(Dataset items)
========================
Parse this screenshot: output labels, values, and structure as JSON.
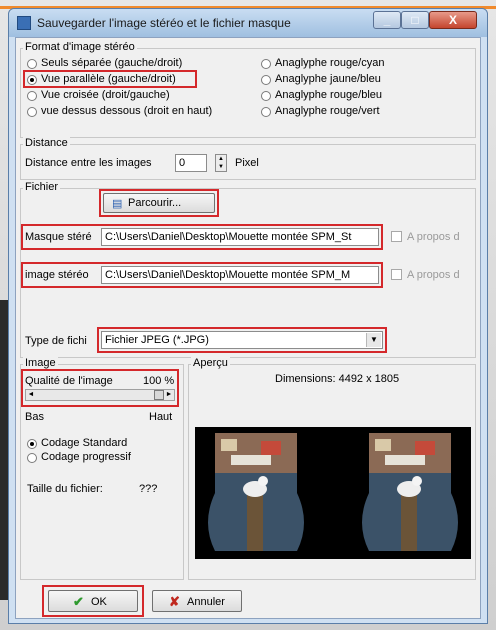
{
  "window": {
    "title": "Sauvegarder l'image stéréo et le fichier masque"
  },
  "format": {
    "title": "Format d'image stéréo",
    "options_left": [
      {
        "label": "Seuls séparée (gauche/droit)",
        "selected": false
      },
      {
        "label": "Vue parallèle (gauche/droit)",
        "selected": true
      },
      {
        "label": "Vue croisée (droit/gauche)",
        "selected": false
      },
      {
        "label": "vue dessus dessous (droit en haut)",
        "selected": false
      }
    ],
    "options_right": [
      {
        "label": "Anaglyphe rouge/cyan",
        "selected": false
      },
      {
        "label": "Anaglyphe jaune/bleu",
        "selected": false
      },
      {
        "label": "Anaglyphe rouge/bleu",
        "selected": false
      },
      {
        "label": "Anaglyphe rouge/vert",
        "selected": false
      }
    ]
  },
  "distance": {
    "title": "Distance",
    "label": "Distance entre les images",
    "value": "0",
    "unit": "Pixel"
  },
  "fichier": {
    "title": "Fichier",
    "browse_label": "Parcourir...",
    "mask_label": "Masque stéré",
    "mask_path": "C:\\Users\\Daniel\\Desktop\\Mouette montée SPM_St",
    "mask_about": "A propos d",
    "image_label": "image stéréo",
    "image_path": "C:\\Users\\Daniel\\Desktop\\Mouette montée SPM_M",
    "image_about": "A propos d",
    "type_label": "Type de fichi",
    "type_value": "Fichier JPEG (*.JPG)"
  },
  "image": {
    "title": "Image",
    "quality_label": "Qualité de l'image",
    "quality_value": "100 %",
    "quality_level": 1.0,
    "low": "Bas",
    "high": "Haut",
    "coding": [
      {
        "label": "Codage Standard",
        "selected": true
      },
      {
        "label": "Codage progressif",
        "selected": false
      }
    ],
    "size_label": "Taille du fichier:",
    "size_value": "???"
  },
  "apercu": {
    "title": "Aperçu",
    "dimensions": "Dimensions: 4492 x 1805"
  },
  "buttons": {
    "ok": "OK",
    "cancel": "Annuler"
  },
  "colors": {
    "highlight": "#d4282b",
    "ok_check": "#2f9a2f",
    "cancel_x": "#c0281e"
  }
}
========================
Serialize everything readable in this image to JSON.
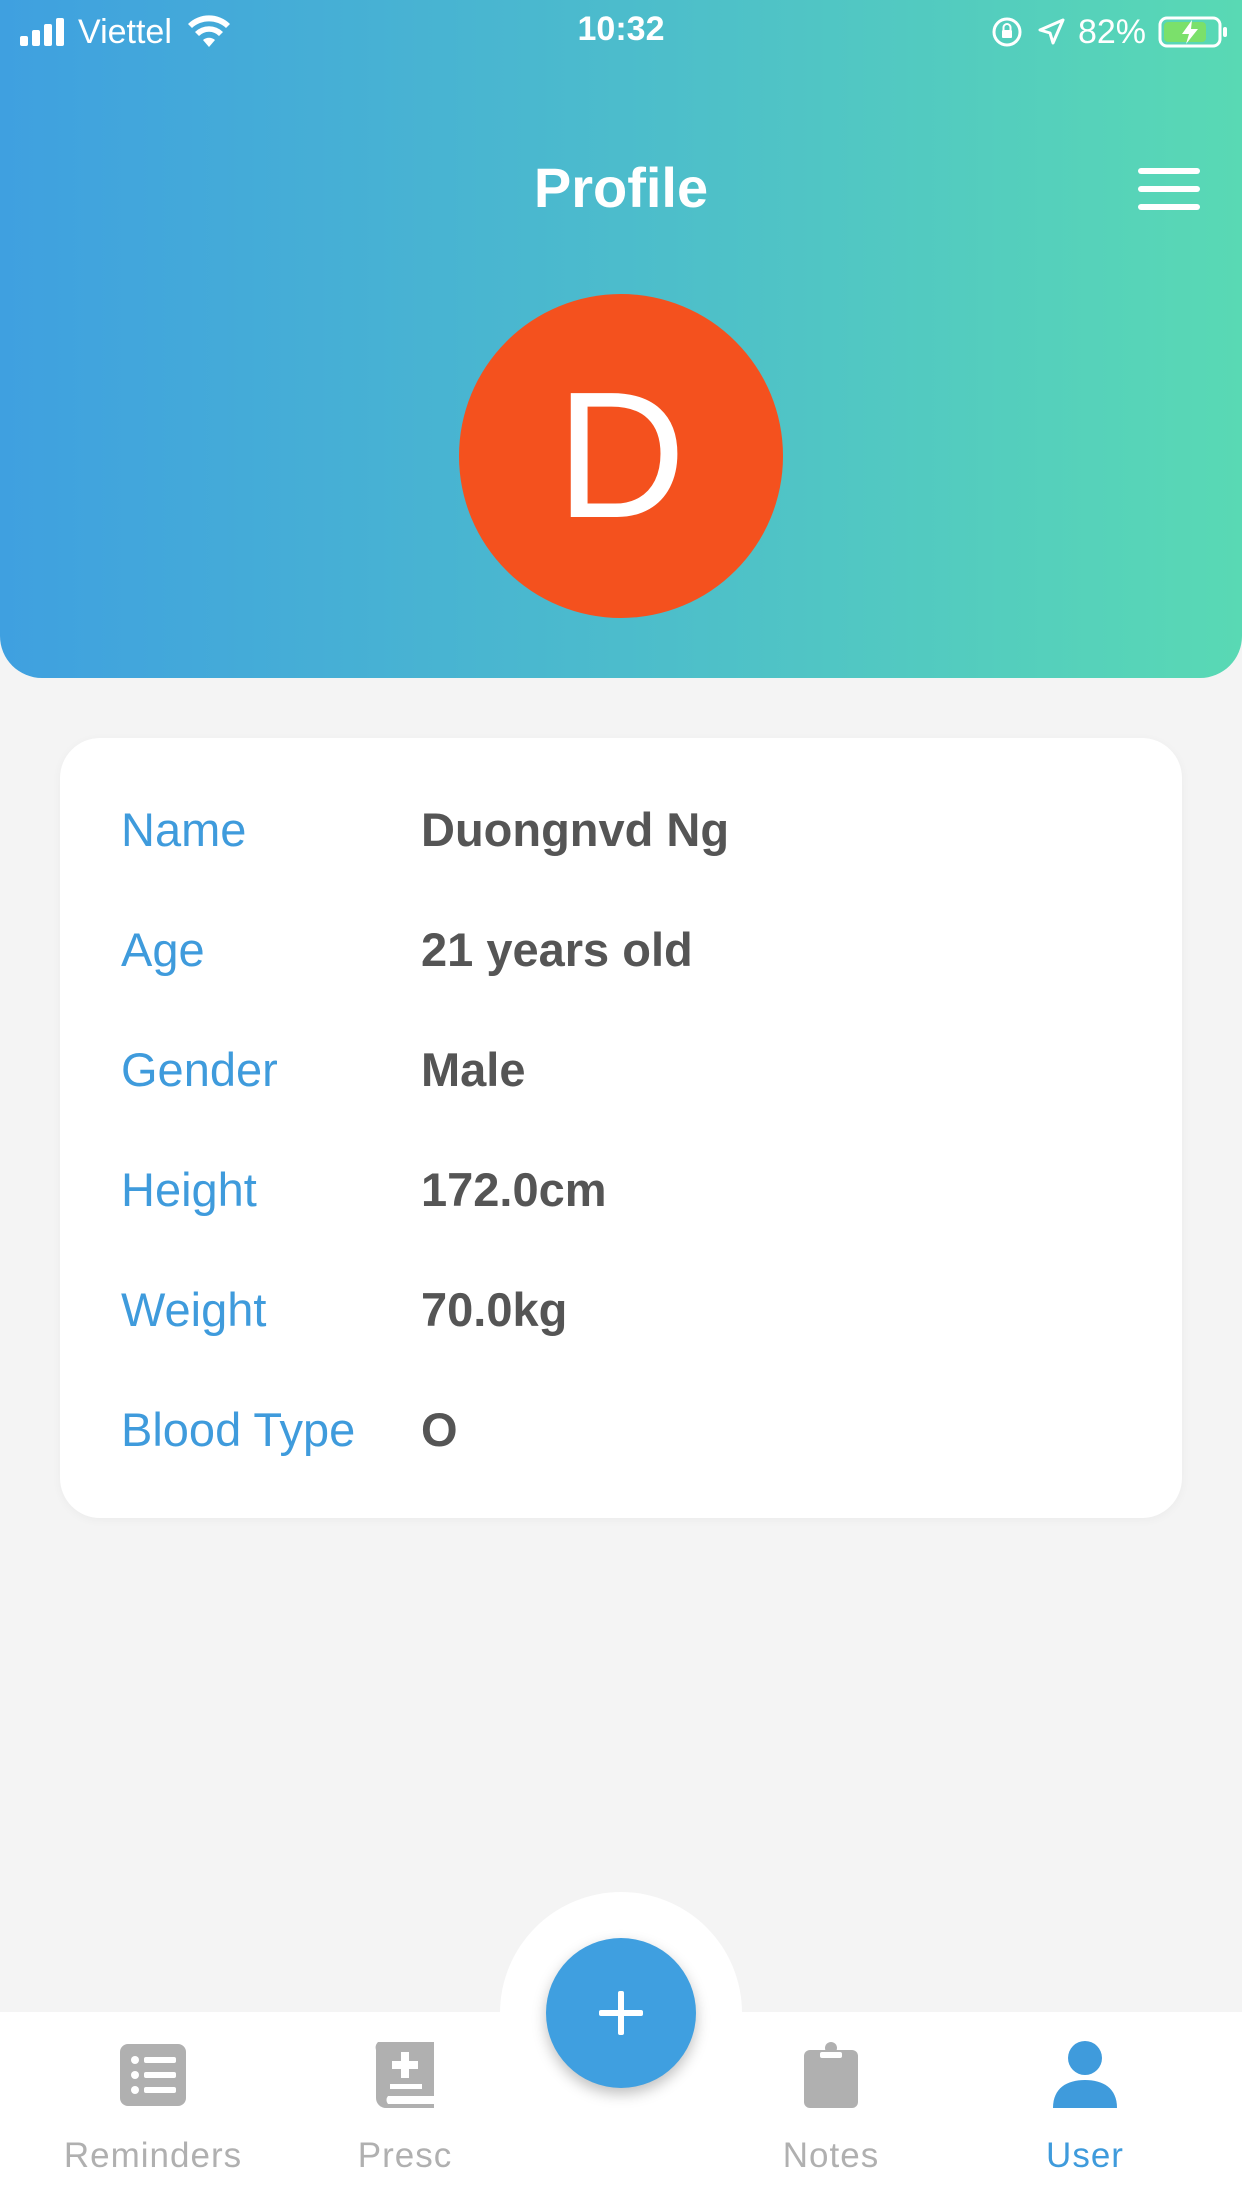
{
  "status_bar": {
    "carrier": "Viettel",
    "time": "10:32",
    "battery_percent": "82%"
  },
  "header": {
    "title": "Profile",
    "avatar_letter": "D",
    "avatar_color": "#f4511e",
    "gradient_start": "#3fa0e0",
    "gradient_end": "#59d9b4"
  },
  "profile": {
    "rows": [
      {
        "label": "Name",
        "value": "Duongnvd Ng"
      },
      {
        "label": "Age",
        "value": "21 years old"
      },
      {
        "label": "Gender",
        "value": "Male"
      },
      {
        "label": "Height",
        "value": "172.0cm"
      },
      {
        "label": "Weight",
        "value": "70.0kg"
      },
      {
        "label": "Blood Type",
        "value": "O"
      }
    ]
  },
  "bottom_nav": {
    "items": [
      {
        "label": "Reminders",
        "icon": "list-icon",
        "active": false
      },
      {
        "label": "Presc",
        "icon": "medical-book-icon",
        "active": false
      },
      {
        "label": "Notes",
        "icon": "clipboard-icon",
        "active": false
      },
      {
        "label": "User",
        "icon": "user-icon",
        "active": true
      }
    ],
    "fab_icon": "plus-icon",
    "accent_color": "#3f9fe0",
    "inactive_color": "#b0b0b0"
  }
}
========================
◆ Written request ◆
Take each line of the material that contains the word "droit" and list it.

◆ Solution ◆
        "label": "Seuls séparée (gauche/droit)",
        "label": "Vue parallèle (gauche/droit)",
        "label": "Vue croisée (droit/gauche)",
        "label": "vue dessus dessous (droit en haut)",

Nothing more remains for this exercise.